- **What you will do**
Write out all of the lines below, exactly and completely.

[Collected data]
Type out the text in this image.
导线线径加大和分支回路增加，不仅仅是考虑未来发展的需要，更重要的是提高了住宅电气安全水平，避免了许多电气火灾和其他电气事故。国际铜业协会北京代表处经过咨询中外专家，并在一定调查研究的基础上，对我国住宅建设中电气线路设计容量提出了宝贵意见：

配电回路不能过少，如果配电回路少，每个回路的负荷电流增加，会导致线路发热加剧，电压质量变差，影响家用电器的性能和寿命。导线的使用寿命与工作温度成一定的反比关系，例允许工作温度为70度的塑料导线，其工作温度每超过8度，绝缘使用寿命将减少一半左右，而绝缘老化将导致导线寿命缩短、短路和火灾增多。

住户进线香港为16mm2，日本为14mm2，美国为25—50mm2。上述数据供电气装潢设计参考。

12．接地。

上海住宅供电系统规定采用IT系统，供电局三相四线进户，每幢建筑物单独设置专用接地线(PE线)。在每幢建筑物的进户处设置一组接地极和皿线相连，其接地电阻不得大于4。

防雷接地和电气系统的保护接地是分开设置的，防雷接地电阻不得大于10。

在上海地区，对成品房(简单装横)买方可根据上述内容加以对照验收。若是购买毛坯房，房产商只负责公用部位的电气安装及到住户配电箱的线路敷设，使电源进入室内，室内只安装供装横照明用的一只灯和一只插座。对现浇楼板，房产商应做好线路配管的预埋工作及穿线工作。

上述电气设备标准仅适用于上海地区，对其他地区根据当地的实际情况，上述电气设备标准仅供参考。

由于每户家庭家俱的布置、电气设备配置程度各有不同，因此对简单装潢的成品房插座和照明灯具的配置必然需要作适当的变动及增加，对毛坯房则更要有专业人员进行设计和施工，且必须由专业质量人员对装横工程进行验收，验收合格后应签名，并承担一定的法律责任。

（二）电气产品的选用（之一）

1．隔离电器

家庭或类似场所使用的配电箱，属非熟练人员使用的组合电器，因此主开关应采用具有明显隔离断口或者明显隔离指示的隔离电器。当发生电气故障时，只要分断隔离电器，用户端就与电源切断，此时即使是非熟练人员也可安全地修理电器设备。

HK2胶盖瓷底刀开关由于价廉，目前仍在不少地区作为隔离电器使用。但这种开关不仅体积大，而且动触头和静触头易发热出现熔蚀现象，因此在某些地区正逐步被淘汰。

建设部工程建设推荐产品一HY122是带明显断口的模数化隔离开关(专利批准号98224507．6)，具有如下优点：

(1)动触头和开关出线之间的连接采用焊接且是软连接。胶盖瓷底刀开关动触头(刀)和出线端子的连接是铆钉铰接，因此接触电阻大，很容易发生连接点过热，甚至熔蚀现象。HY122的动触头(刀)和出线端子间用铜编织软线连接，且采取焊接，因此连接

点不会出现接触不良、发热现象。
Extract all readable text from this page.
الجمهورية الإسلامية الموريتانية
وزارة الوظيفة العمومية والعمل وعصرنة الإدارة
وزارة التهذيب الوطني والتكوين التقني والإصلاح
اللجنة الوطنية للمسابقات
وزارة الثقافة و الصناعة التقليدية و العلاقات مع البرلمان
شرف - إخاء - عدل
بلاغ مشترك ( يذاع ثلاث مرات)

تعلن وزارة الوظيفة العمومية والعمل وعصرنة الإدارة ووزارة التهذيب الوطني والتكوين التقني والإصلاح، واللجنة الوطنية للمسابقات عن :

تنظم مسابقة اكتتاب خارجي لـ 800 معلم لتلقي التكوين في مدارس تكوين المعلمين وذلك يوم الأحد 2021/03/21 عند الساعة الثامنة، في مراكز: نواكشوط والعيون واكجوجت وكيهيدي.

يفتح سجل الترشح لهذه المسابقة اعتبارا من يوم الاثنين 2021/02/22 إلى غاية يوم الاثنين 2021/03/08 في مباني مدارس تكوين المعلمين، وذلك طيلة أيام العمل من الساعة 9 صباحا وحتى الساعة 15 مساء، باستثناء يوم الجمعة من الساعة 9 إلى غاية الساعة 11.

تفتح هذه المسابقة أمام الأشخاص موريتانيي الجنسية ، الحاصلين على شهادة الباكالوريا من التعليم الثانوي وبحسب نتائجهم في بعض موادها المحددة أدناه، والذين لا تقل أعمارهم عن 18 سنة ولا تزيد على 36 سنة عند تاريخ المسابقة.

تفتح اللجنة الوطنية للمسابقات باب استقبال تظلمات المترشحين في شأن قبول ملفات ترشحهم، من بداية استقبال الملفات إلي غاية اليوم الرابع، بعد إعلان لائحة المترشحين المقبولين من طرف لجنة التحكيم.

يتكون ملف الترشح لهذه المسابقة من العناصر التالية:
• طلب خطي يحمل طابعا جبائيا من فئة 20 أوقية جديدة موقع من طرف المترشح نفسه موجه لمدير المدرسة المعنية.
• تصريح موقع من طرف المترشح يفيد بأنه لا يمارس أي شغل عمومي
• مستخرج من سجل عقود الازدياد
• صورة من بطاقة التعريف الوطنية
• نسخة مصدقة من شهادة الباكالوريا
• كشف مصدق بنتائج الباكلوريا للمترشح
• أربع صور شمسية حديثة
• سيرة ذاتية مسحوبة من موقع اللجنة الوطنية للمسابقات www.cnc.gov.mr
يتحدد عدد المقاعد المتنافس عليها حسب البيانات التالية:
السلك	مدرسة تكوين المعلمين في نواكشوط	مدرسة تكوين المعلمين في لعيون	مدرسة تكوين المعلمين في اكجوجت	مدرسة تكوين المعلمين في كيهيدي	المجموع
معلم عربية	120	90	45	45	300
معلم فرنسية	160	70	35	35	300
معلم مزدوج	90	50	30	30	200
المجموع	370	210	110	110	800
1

- **Result of this task**
Type out the text in this image.
导线线径加大和分支回路增加，不仅仅是考虑未来发展的需要，更重要的是提高了住宅电气安全水平，避免了许多电气火灾和其他电气事故。国际铜业协会北京代表处经过咨询中外专家，并在一定调查研究的基础上，对我国住宅建设中电气线路设计容量提出了宝贵意见：

配电回路不能过少，如果配电回路少，每个回路的负荷电流增加，会导致线路发热加剧，电压质量变差，影响家用电器的性能和寿命。导线的使用寿命与工作温度成一定的反比关系，例允许工作温度为70度的塑料导线，其工作温度每超过8度，绝缘使用寿命将减少一半左右，而绝缘老化将导致导线寿命缩短、短路和火灾增多。

住户进线香港为16mm2，日本为14mm2，美国为25—50mm2。上述数据供电气装潢设计参考。

12．接地。

上海住宅供电系统规定采用IT系统，供电局三相四线进户，每幢建筑物单独设置专用接地线(PE线)。在每幢建筑物的进户处设置一组接地极和皿线相连，其接地电阻不得大于4。

防雷接地和电气系统的保护接地是分开设置的，防雷接地电阻不得大于10。

在上海地区，对成品房(简单装横)买方可根据上述内容加以对照验收。若是购买毛坯房，房产商只负责公用部位的电气安装及到住户配电箱的线路敷设，使电源进入室内，室内只安装供装横照明用的一只灯和一只插座。对现浇楼板，房产商应做好线路配管的预埋工作及穿线工作。

上述电气设备标准仅适用于上海地区，对其他地区根据当地的实际情况，上述电气设备标准仅供参考。

由于每户家庭家俱的布置、电气设备配置程度各有不同，因此对简单装潢的成品房插座和照明灯具的配置必然需要作适当的变动及增加，对毛坯房则更要有专业人员进行设计和施工，且必须由专业质量人员对装横工程进行验收，验收合格后应签名，并承担一定的法律责任。

（二）电气产品的选用（之一）

1．隔离电器

家庭或类似场所使用的配电箱，属非熟练人员使用的组合电器，因此主开关应采用具有明显隔离断口或者明显隔离指示的隔离电器。当发生电气故障时，只要分断隔离电器，用户端就与电源切断，此时即使是非熟练人员也可安全地修理电器设备。

HK2胶盖瓷底刀开关由于价廉，目前仍在不少地区作为隔离电器使用。但这种开关不仅体积大，而且动触头和静触头易发热出现熔蚀现象，因此在某些地区正逐步被淘汰。

建设部工程建设推荐产品一HY122是带明显断口的模数化隔离开关(专利批准号98224507．6)，具有如下优点：

(1)动触头和开关出线之间的连接采用焊接且是软连接。胶盖瓷底刀开关动触头(刀)和出线端子的连接是铆钉铰接，因此接触电阻大，很容易发生连接点过热，甚至熔蚀现象。HY122的动触头(刀)和出线端子间用铜编织软线连接，且采取焊接，因此连接

点不会出现接触不良、发热现象。
Extract all readable text from this page.
الجمهورية الإسلامية الموريتانية
وزارة الوظيفة العمومية والعمل وعصرنة الإدارة
وزارة التهذيب الوطني والتكوين التقني والإصلاح
اللجنة الوطنية للمسابقات
وزارة الثقافة و الصناعة التقليدية و العلاقات مع البرلمان
شرف - إخاء - عدل
بلاغ مشترك ( يذاع ثلاث مرات)

تعلن وزارة الوظيفة العمومية والعمل وعصرنة الإدارة ووزارة التهذيب الوطني والتكوين التقني والإصلاح، واللجنة الوطنية للمسابقات عن :

تنظم مسابقة اكتتاب خارجي لـ 800 معلم لتلقي التكوين في مدارس تكوين المعلمين وذلك يوم الأحد 2021/03/21 عند الساعة الثامنة، في مراكز: نواكشوط والعيون واكجوجت وكيهيدي.

يفتح سجل الترشح لهذه المسابقة اعتبارا من يوم الاثنين 2021/02/22 إلى غاية يوم الاثنين 2021/03/08 في مباني مدارس تكوين المعلمين، وذلك طيلة أيام العمل من الساعة 9 صباحا وحتى الساعة 15 مساء، باستثناء يوم الجمعة من الساعة 9 إلى غاية الساعة 11.

تفتح هذه المسابقة أمام الأشخاص موريتانيي الجنسية ، الحاصلين على شهادة الباكالوريا من التعليم الثانوي وبحسب نتائجهم في بعض موادها المحددة أدناه، والذين لا تقل أعمارهم عن 18 سنة ولا تزيد على 36 سنة عند تاريخ المسابقة.

تفتح اللجنة الوطنية للمسابقات باب استقبال تظلمات المترشحين في شأن قبول ملفات ترشحهم، من بداية استقبال الملفات إلي غاية اليوم الرابع، بعد إعلان لائحة المترشحين المقبولين من طرف لجنة التحكيم.

يتكون ملف الترشح لهذه المسابقة من العناصر التالية:
• طلب خطي يحمل طابعا جبائيا من فئة 20 أوقية جديدة موقع من طرف المترشح نفسه موجه لمدير المدرسة المعنية.
• تصريح موقع من طرف المترشح يفيد بأنه لا يمارس أي شغل عمومي
• مستخرج من سجل عقود الازدياد
• صورة من بطاقة التعريف الوطنية
• نسخة مصدقة من شهادة الباكالوريا
• كشف مصدق بنتائج الباكلوريا للمترشح
• أربع صور شمسية حديثة
• سيرة ذاتية مسحوبة من موقع اللجنة الوطنية للمسابقات www.cnc.gov.mr
يتحدد عدد المقاعد المتنافس عليها حسب البيانات التالية:
السلك	مدرسة تكوين المعلمين في نواكشوط	مدرسة تكوين المعلمين في لعيون	مدرسة تكوين المعلمين في اكجوجت	مدرسة تكوين المعلمين في كيهيدي	المجموع
معلم عربية	120	90	45	45	300
معلم فرنسية	160	70	35	35	300
معلم مزدوج	90	50	30	30	200
المجموع	370	210	110	110	800
1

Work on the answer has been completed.